- [DIRECTIONS FOR THIS TASK]:
Copy every record below exactly.

[Raw records]
::::::::::
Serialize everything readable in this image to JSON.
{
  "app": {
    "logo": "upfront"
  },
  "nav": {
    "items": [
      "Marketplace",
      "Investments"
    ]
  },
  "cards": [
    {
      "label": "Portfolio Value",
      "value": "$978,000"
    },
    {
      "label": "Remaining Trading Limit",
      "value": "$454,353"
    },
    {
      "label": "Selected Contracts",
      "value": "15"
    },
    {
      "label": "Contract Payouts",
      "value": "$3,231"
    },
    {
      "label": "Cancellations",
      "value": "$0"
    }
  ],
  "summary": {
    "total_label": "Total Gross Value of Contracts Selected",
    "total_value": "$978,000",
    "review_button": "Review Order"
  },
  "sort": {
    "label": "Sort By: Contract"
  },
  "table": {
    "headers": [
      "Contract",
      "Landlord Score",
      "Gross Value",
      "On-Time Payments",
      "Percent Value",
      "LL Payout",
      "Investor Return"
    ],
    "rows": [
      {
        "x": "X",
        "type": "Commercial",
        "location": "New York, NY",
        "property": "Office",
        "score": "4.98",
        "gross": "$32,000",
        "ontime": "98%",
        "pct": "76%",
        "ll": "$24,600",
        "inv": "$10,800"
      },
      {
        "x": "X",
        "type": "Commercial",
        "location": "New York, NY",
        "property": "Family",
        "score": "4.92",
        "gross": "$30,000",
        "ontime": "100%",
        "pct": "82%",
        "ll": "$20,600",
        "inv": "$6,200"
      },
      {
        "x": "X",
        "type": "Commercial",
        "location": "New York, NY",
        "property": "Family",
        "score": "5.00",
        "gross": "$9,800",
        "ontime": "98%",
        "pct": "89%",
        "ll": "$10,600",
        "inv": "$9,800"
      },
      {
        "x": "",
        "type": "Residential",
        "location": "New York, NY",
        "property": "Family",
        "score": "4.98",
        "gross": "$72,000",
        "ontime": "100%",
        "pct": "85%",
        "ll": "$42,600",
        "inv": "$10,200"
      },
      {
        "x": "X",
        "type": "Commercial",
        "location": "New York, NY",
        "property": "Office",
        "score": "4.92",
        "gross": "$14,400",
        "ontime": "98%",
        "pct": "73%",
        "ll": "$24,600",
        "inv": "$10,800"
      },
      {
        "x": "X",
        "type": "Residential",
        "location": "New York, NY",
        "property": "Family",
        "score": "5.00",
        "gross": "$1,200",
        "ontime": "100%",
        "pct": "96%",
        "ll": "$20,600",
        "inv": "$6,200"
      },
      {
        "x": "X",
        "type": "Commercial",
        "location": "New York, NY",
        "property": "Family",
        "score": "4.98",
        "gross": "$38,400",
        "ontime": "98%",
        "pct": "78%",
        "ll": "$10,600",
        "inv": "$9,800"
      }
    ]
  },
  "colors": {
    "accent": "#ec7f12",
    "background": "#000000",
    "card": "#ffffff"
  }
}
::::::::::
- [THE RESPONSE]:
Serialize everything readable in this image to JSON.
{
  "app": {
    "logo": "upfront"
  },
  "nav": {
    "items": [
      "Marketplace",
      "Investments"
    ]
  },
  "cards": [
    {
      "label": "Portfolio Value",
      "value": "$978,000"
    },
    {
      "label": "Remaining Trading Limit",
      "value": "$454,353"
    },
    {
      "label": "Selected Contracts",
      "value": "15"
    },
    {
      "label": "Contract Payouts",
      "value": "$3,231"
    },
    {
      "label": "Cancellations",
      "value": "$0"
    }
  ],
  "summary": {
    "total_label": "Total Gross Value of Contracts Selected",
    "total_value": "$978,000",
    "review_button": "Review Order"
  },
  "sort": {
    "label": "Sort By: Contract"
  },
  "table": {
    "headers": [
      "Contract",
      "Landlord Score",
      "Gross Value",
      "On-Time Payments",
      "Percent Value",
      "LL Payout",
      "Investor Return"
    ],
    "rows": [
      {
        "x": "X",
        "type": "Commercial",
        "location": "New York, NY",
        "property": "Office",
        "score": "4.98",
        "gross": "$32,000",
        "ontime": "98%",
        "pct": "76%",
        "ll": "$24,600",
        "inv": "$10,800"
      },
      {
        "x": "X",
        "type": "Commercial",
        "location": "New York, NY",
        "property": "Family",
        "score": "4.92",
        "gross": "$30,000",
        "ontime": "100%",
        "pct": "82%",
        "ll": "$20,600",
        "inv": "$6,200"
      },
      {
        "x": "X",
        "type": "Commercial",
        "location": "New York, NY",
        "property": "Family",
        "score": "5.00",
        "gross": "$9,800",
        "ontime": "98%",
        "pct": "89%",
        "ll": "$10,600",
        "inv": "$9,800"
      },
      {
        "x": "",
        "type": "Residential",
        "location": "New York, NY",
        "property": "Family",
        "score": "4.98",
        "gross": "$72,000",
        "ontime": "100%",
        "pct": "85%",
        "ll": "$42,600",
        "inv": "$10,200"
      },
      {
        "x": "X",
        "type": "Commercial",
        "location": "New York, NY",
        "property": "Office",
        "score": "4.92",
        "gross": "$14,400",
        "ontime": "98%",
        "pct": "73%",
        "ll": "$24,600",
        "inv": "$10,800"
      },
      {
        "x": "X",
        "type": "Residential",
        "location": "New York, NY",
        "property": "Family",
        "score": "5.00",
        "gross": "$1,200",
        "ontime": "100%",
        "pct": "96%",
        "ll": "$20,600",
        "inv": "$6,200"
      },
      {
        "x": "X",
        "type": "Commercial",
        "location": "New York, NY",
        "property": "Family",
        "score": "4.98",
        "gross": "$38,400",
        "ontime": "98%",
        "pct": "78%",
        "ll": "$10,600",
        "inv": "$9,800"
      }
    ]
  },
  "colors": {
    "accent": "#ec7f12",
    "background": "#000000",
    "card": "#ffffff"
  }
}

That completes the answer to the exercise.